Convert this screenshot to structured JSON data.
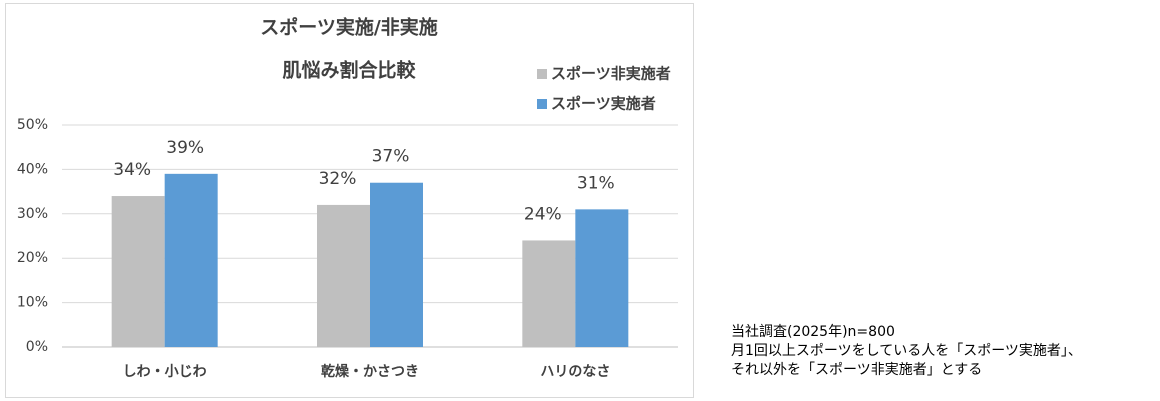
{
  "chart_data": {
    "type": "bar",
    "title": "スポーツ実施/非実施",
    "subtitle": "肌悩み割合比較",
    "categories": [
      "しわ・小じわ",
      "乾燥・かさつき",
      "ハリのなさ"
    ],
    "series": [
      {
        "name": "スポーツ非実施者",
        "color": "#bfbfbf",
        "values": [
          34,
          32,
          24
        ],
        "value_labels": [
          "34%",
          "32%",
          "24%"
        ]
      },
      {
        "name": "スポーツ実施者",
        "color": "#5b9bd5",
        "values": [
          39,
          37,
          31
        ],
        "value_labels": [
          "39%",
          "37%",
          "31%"
        ]
      }
    ],
    "ylim": [
      0,
      50
    ],
    "yticks": [
      {
        "value": 0,
        "label": "0%"
      },
      {
        "value": 10,
        "label": "10%"
      },
      {
        "value": 20,
        "label": "20%"
      },
      {
        "value": 30,
        "label": "30%"
      },
      {
        "value": 40,
        "label": "40%"
      },
      {
        "value": 50,
        "label": "50%"
      }
    ],
    "grid": true
  },
  "notes": [
    "当社調査(2025年)n=800",
    "月1回以上スポーツをしている人を「スポーツ実施者」、",
    "それ以外を「スポーツ非実施者」とする"
  ]
}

+ + + + + + +

Given exercise:
In your copy of the records, include no pictures; repeat everything else exactly.

Worked solution:
Convert this screenshot to structured JSON data.
{
  "chart_data": {
    "type": "bar",
    "title": "スポーツ実施/非実施",
    "subtitle": "肌悩み割合比較",
    "categories": [
      "しわ・小じわ",
      "乾燥・かさつき",
      "ハリのなさ"
    ],
    "series": [
      {
        "name": "スポーツ非実施者",
        "color": "#bfbfbf",
        "values": [
          34,
          32,
          24
        ],
        "value_labels": [
          "34%",
          "32%",
          "24%"
        ]
      },
      {
        "name": "スポーツ実施者",
        "color": "#5b9bd5",
        "values": [
          39,
          37,
          31
        ],
        "value_labels": [
          "39%",
          "37%",
          "31%"
        ]
      }
    ],
    "ylim": [
      0,
      50
    ],
    "yticks": [
      {
        "value": 0,
        "label": "0%"
      },
      {
        "value": 10,
        "label": "10%"
      },
      {
        "value": 20,
        "label": "20%"
      },
      {
        "value": 30,
        "label": "30%"
      },
      {
        "value": 40,
        "label": "40%"
      },
      {
        "value": 50,
        "label": "50%"
      }
    ],
    "grid": true
  },
  "notes": [
    "当社調査(2025年)n=800",
    "月1回以上スポーツをしている人を「スポーツ実施者」、",
    "それ以外を「スポーツ非実施者」とする"
  ]
}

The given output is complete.